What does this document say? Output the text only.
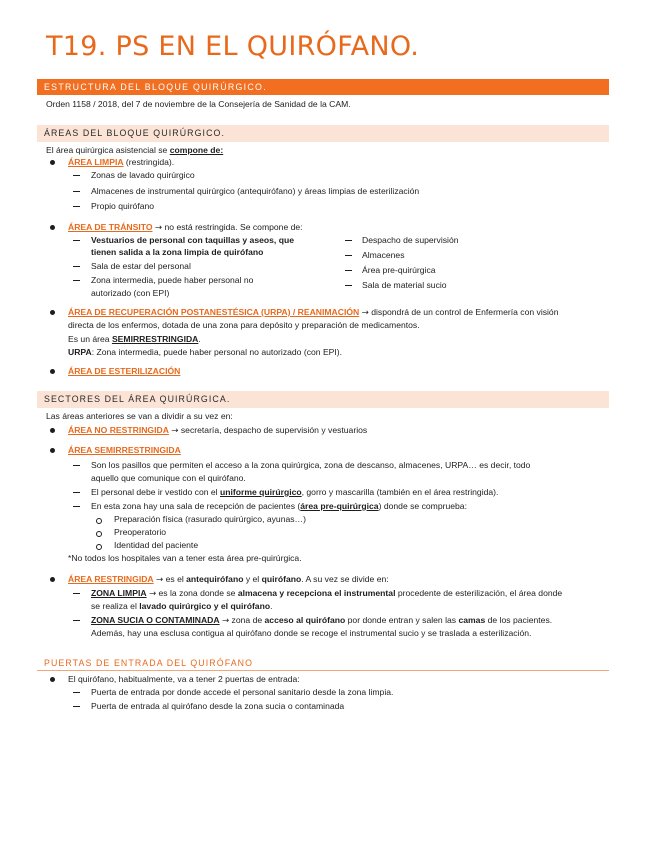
T19. PS EN EL QUIRÓFANO.
ESTRUCTURA DEL BLOQUE QUIRÚRGICO.
Orden 1158 / 2018, del 7 de noviembre de la Consejería de Sanidad de la CAM.
ÁREAS DEL BLOQUE QUIRÚRGICO.
El área quirúrgica asistencial se compone de:
ÁREA LIMPIA (restringida).
Zonas de lavado quirúrgico
Almacenes de instrumental quirúrgico (antequirófano) y áreas limpias de esterilización
Propio quirófano
ÁREA DE TRÁNSITO → no está restringida. Se compone de:
Vestuarios de personal con taquillas y aseos, que
tienen salida a la zona limpia de quirófano
Sala de estar del personal
Zona intermedia, puede haber personal no
autorizado (con EPI)
Despacho de supervisión
Almacenes
Área pre-quirúrgica
Sala de material sucio
ÁREA DE RECUPERACIÓN POSTANESTÉSICA (URPA) / REANIMACIÓN → dispondrá de un control de Enfermería con visión
directa de los enfermos, dotada de una zona para depósito y preparación de medicamentos.
Es un área SEMIRRESTRINGIDA.
URPA: Zona intermedia, puede haber personal no autorizado (con EPI).
ÁREA DE ESTERILIZACIÓN
SECTORES DEL ÁREA QUIRÚRGICA.
Las áreas anteriores se van a dividir a su vez en:
ÁREA NO RESTRINGIDA → secretaría, despacho de supervisión y vestuarios
ÁREA SEMIRRESTRINGIDA
Son los pasillos que permiten el acceso a la zona quirúrgica, zona de descanso, almacenes, URPA… es decir, todo
aquello que comunique con el quirófano.
El personal debe ir vestido con el uniforme quirúrgico, gorro y mascarilla (también en el área restringida).
En esta zona hay una sala de recepción de pacientes (área pre-quirúrgica) donde se comprueba:
Preparación física (rasurado quirúrgico, ayunas…)
Preoperatorio
Identidad del paciente
*No todos los hospitales van a tener esta área pre-quirúrgica.
ÁREA RESTRINGIDA → es el antequirófano y el quirófano. A su vez se divide en:
ZONA LIMPIA → es la zona donde se almacena y recepciona el instrumental procedente de esterilización, el área donde
se realiza el lavado quirúrgico y el quirófano.
ZONA SUCIA O CONTAMINADA → zona de acceso al quirófano por donde entran y salen las camas de los pacientes.
Además, hay una esclusa contigua al quirófano donde se recoge el instrumental sucio y se traslada a esterilización.
PUERTAS DE ENTRADA DEL QUIRÓFANO
El quirófano, habitualmente, va a tener 2 puertas de entrada:
Puerta de entrada por donde accede el personal sanitario desde la zona limpia.
Puerta de entrada al quirófano desde la zona sucia o contaminada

Your instructions
Only lines with "antequirófano" are wanted here; list each of them.

Expected answer
Almacenes de instrumental quirúrgico (antequirófano) y áreas limpias de esterilización
ÁREA RESTRINGIDA → es el antequirófano y el quirófano. A su vez se divide en:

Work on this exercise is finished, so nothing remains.